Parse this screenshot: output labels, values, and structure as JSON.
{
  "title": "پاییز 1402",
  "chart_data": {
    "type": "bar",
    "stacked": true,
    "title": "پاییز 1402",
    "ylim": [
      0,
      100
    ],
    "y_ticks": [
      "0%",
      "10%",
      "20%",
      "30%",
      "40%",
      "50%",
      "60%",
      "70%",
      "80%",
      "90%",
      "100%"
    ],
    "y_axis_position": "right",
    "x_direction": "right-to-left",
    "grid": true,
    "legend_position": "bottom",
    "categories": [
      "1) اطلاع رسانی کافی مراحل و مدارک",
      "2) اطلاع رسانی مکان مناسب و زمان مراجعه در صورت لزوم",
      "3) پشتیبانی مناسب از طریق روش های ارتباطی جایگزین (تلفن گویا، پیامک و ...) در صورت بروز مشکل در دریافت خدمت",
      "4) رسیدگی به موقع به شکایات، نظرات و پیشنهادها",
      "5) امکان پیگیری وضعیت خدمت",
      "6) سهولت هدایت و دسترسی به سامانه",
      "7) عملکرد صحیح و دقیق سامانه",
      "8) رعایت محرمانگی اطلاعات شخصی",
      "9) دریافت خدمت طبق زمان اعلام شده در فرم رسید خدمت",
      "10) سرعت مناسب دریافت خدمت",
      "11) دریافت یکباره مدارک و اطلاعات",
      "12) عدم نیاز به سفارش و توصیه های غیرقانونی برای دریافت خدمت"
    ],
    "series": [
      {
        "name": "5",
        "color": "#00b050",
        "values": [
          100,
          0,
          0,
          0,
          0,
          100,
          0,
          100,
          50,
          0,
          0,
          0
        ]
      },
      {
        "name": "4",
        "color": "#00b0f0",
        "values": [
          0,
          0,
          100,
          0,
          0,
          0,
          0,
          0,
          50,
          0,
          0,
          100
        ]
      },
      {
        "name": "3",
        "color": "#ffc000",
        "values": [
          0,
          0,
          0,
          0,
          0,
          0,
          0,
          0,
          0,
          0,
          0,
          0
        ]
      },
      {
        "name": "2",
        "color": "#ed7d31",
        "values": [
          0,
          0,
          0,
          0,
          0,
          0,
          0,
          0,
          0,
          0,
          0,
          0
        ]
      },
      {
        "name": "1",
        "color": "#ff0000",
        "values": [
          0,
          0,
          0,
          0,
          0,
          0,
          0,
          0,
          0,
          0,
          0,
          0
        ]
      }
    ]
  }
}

************

◆ WHAT IS REQUIRED
Of the lines in this listing, report how many contain the string "رسانی", and give the number only.

◆ PROBLEM SOLUTION
2